──────── PROVIDED MATERIAL ────────
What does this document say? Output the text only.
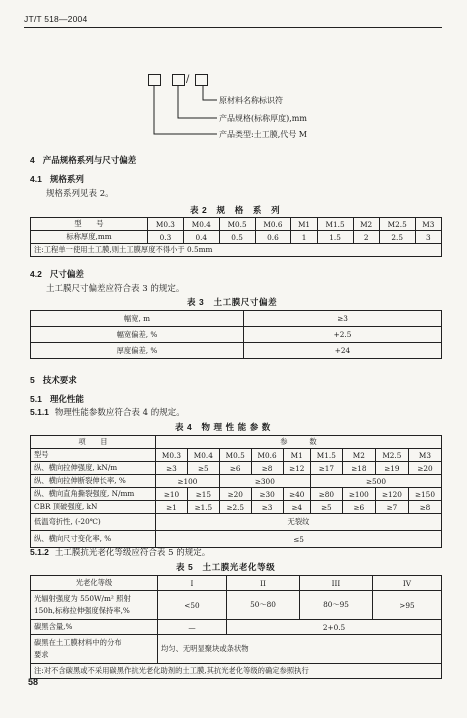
JT/T 518—2004
/
原材料名称标识符
产品规格(标称厚度),mm
产品类型:土工膜,代号 M
4 产品规格系列与尺寸偏差
4.1 规格系列
规格系列见表 2。
表 2　规　格　系　列
型　　号	M0.3	M0.4	M0.5	M0.6	M1	M1.5	M2	M2.5	M3
标称厚度,mm	0.3	0.4	0.5	0.6	1	1.5	2	2.5	3
注:工程单一使用土工膜,则土工膜厚度不得小于 0.5mm									
4.2 尺寸偏差
土工膜尺寸偏差应符合表 3 的规定。
表 3　土工膜尺寸偏差
幅宽, m	≥3
幅宽偏差, %	+2.5
厚度偏差, %	+24
5 技术要求
5.1 理化性能
5.1.1 物理性能参数应符合表 4 的规定。
表 4　物 理 性 能 参 数
项　　目	参　　　数								
型号	M0.3	M0.4	M0.5	M0.6	M1	M1.5	M2	M2.5	M3
纵、横向拉伸强度, kN/m	≥3	≥5	≥6	≥8	≥12	≥17	≥18	≥19	≥20
纵、横向拉伸断裂伸长率, %	≥100		≥300			≥500			
纵、横向直角撕裂强度, N/mm	≥10	≥15	≥20	≥30	≥40	≥80	≥100	≥120	≥150
CBR 顶破强度, kN	≥1	≥1.5	≥2.5	≥3	≥4	≥5	≥6	≥7	≥8
低温弯折性, (-20℃)	无裂纹								
纵、横向尺寸变化率, %	≤5								
5.1.2 土工膜抗光老化等级应符合表 5 的规定。
表 5　土工膜光老化等级
光老化等级	I	II	III	IV

光辐射强度为 550W/m² 照射
150h,标称拉伸强度保持率,%	<50	50～80	80～95	>95
碳黑含量,%	—	2+0.5		

碳黑在土工膜材料中的分布
要求	均匀、无明显聚块或条状物			
注:对不含碳黑或不采用碳黑作抗光老化助剂的土工膜,其抗光老化等级的确定参照执行				
58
────────
* WHAT THE EXERCISE ASKS: Gather every line from the entries above where the word "标称厚度" appears, and copy them.

* RESULT FOR THIS TASK:
产品规格(标称厚度),mm
标称厚度,mm	0.3	0.4	0.5	0.6	1	1.5	2	2.5	3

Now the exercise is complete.